** Start DATA LINES **
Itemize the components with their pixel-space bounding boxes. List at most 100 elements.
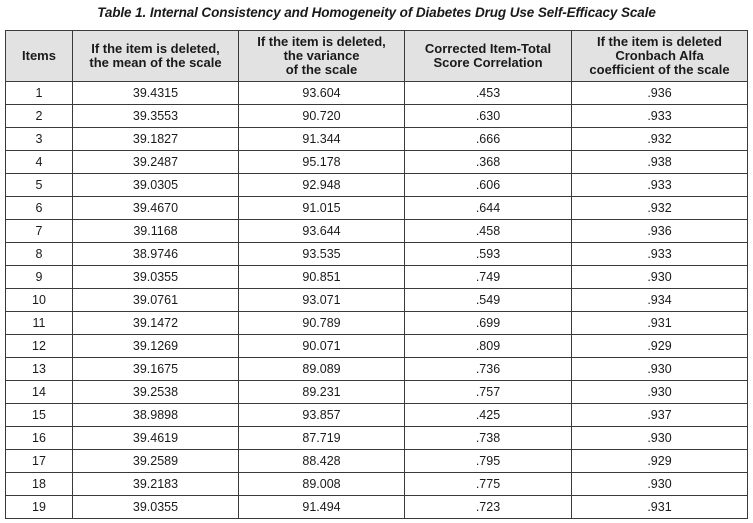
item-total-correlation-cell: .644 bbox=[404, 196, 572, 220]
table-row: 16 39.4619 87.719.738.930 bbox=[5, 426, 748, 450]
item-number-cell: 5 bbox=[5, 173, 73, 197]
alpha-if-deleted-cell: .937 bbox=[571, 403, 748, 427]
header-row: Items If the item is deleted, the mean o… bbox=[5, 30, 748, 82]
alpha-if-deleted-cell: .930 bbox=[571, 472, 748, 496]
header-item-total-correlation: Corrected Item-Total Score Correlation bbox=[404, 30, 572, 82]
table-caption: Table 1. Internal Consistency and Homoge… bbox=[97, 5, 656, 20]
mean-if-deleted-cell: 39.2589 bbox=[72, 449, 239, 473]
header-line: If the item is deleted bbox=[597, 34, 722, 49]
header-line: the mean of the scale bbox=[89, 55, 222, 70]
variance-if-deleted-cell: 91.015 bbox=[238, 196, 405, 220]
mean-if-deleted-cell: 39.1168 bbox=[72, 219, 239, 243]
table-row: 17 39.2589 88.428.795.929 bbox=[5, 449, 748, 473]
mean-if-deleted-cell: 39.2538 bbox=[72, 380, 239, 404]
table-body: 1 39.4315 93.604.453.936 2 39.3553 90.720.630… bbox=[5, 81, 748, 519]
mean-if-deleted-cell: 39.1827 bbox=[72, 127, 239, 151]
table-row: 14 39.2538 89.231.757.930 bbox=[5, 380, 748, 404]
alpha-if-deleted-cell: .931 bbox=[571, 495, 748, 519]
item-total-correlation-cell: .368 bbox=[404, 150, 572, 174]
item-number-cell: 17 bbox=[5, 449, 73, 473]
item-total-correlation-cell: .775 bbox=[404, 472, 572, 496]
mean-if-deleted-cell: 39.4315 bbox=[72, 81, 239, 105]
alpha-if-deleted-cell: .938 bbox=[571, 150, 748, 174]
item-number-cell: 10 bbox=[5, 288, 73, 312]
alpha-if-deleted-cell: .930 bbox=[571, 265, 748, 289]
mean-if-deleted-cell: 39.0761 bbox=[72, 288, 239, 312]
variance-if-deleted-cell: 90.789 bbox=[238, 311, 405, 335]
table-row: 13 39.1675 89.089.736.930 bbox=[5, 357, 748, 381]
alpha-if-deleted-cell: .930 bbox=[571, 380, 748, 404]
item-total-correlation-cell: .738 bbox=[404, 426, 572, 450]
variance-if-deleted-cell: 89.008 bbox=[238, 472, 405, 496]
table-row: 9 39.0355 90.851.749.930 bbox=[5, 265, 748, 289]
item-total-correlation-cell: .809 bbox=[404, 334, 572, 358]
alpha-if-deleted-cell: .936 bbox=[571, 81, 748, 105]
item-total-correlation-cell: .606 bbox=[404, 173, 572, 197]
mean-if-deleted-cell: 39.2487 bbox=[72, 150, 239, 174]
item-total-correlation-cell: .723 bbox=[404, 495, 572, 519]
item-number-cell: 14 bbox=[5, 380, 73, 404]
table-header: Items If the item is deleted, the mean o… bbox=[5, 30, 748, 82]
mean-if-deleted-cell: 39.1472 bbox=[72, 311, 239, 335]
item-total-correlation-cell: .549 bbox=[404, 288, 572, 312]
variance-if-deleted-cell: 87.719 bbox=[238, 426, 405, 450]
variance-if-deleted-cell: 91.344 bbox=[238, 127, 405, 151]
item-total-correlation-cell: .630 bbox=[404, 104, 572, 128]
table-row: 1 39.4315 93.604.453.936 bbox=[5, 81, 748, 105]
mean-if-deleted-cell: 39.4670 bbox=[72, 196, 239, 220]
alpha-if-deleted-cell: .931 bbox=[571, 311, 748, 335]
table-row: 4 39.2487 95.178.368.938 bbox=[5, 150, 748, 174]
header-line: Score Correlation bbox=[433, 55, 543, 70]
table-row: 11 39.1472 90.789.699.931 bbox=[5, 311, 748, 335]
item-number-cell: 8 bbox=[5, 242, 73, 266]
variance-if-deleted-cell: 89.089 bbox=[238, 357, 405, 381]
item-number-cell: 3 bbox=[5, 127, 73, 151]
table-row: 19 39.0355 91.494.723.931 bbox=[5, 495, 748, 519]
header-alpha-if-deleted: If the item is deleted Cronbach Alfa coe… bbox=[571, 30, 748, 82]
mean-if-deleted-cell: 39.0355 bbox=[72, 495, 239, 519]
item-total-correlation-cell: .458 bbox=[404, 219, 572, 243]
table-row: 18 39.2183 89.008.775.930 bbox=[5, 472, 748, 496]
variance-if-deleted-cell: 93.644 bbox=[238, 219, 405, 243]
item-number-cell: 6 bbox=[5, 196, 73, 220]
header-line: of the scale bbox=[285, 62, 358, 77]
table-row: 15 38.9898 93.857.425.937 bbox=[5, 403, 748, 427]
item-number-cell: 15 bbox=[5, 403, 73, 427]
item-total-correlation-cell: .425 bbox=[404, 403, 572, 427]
** End DATA LINES **
● WHAT IS REQUIRED
Rename "mean-if-deleted-cell" to "scale-mean-if-deleted-cell" throughout the rows above, and give the rows again with nothing else changed. Leave the pictures out of your answer.

● REPLY TO THE EXERCISE
Itemize the components with their pixel-space bounding boxes. List at most 100 elements.
item-total-correlation-cell: .644 bbox=[404, 196, 572, 220]
table-row: 16 39.4619 87.719.738.930 bbox=[5, 426, 748, 450]
item-number-cell: 5 bbox=[5, 173, 73, 197]
alpha-if-deleted-cell: .937 bbox=[571, 403, 748, 427]
header-row: Items If the item is deleted, the mean o… bbox=[5, 30, 748, 82]
alpha-if-deleted-cell: .930 bbox=[571, 472, 748, 496]
header-item-total-correlation: Corrected Item-Total Score Correlation bbox=[404, 30, 572, 82]
table-caption: Table 1. Internal Consistency and Homoge… bbox=[97, 5, 656, 20]
scale-mean-if-deleted-cell: 39.2589 bbox=[72, 449, 239, 473]
header-line: If the item is deleted bbox=[597, 34, 722, 49]
header-line: the mean of the scale bbox=[89, 55, 222, 70]
variance-if-deleted-cell: 91.015 bbox=[238, 196, 405, 220]
scale-mean-if-deleted-cell: 39.1168 bbox=[72, 219, 239, 243]
table-row: 17 39.2589 88.428.795.929 bbox=[5, 449, 748, 473]
scale-mean-if-deleted-cell: 39.2538 bbox=[72, 380, 239, 404]
table-body: 1 39.4315 93.604.453.936 2 39.3553 90.720.630… bbox=[5, 81, 748, 519]
scale-mean-if-deleted-cell: 39.1827 bbox=[72, 127, 239, 151]
table-row: 14 39.2538 89.231.757.930 bbox=[5, 380, 748, 404]
alpha-if-deleted-cell: .931 bbox=[571, 495, 748, 519]
item-total-correlation-cell: .368 bbox=[404, 150, 572, 174]
item-number-cell: 17 bbox=[5, 449, 73, 473]
item-total-correlation-cell: .775 bbox=[404, 472, 572, 496]
scale-mean-if-deleted-cell: 39.4315 bbox=[72, 81, 239, 105]
alpha-if-deleted-cell: .938 bbox=[571, 150, 748, 174]
item-number-cell: 10 bbox=[5, 288, 73, 312]
alpha-if-deleted-cell: .930 bbox=[571, 265, 748, 289]
scale-mean-if-deleted-cell: 39.0761 bbox=[72, 288, 239, 312]
variance-if-deleted-cell: 90.789 bbox=[238, 311, 405, 335]
table-row: 13 39.1675 89.089.736.930 bbox=[5, 357, 748, 381]
alpha-if-deleted-cell: .930 bbox=[571, 380, 748, 404]
item-total-correlation-cell: .738 bbox=[404, 426, 572, 450]
variance-if-deleted-cell: 89.008 bbox=[238, 472, 405, 496]
table-row: 9 39.0355 90.851.749.930 bbox=[5, 265, 748, 289]
item-total-correlation-cell: .809 bbox=[404, 334, 572, 358]
alpha-if-deleted-cell: .936 bbox=[571, 81, 748, 105]
item-total-correlation-cell: .606 bbox=[404, 173, 572, 197]
scale-mean-if-deleted-cell: 39.2487 bbox=[72, 150, 239, 174]
item-total-correlation-cell: .723 bbox=[404, 495, 572, 519]
item-number-cell: 14 bbox=[5, 380, 73, 404]
table-header: Items If the item is deleted, the mean o… bbox=[5, 30, 748, 82]
scale-mean-if-deleted-cell: 39.1472 bbox=[72, 311, 239, 335]
item-total-correlation-cell: .549 bbox=[404, 288, 572, 312]
variance-if-deleted-cell: 87.719 bbox=[238, 426, 405, 450]
variance-if-deleted-cell: 91.344 bbox=[238, 127, 405, 151]
item-total-correlation-cell: .630 bbox=[404, 104, 572, 128]
table-row: 1 39.4315 93.604.453.936 bbox=[5, 81, 748, 105]
scale-mean-if-deleted-cell: 39.4670 bbox=[72, 196, 239, 220]
alpha-if-deleted-cell: .931 bbox=[571, 311, 748, 335]
table-row: 4 39.2487 95.178.368.938 bbox=[5, 150, 748, 174]
header-line: Score Correlation bbox=[433, 55, 543, 70]
table-row: 11 39.1472 90.789.699.931 bbox=[5, 311, 748, 335]
item-number-cell: 8 bbox=[5, 242, 73, 266]
variance-if-deleted-cell: 89.089 bbox=[238, 357, 405, 381]
item-number-cell: 3 bbox=[5, 127, 73, 151]
table-row: 19 39.0355 91.494.723.931 bbox=[5, 495, 748, 519]
header-alpha-if-deleted: If the item is deleted Cronbach Alfa coe… bbox=[571, 30, 748, 82]
scale-mean-if-deleted-cell: 39.0355 bbox=[72, 495, 239, 519]
item-total-correlation-cell: .458 bbox=[404, 219, 572, 243]
table-row: 18 39.2183 89.008.775.930 bbox=[5, 472, 748, 496]
variance-if-deleted-cell: 93.644 bbox=[238, 219, 405, 243]
item-number-cell: 6 bbox=[5, 196, 73, 220]
header-line: of the scale bbox=[285, 62, 358, 77]
table-row: 15 38.9898 93.857.425.937 bbox=[5, 403, 748, 427]
item-number-cell: 15 bbox=[5, 403, 73, 427]
item-total-correlation-cell: .425 bbox=[404, 403, 572, 427]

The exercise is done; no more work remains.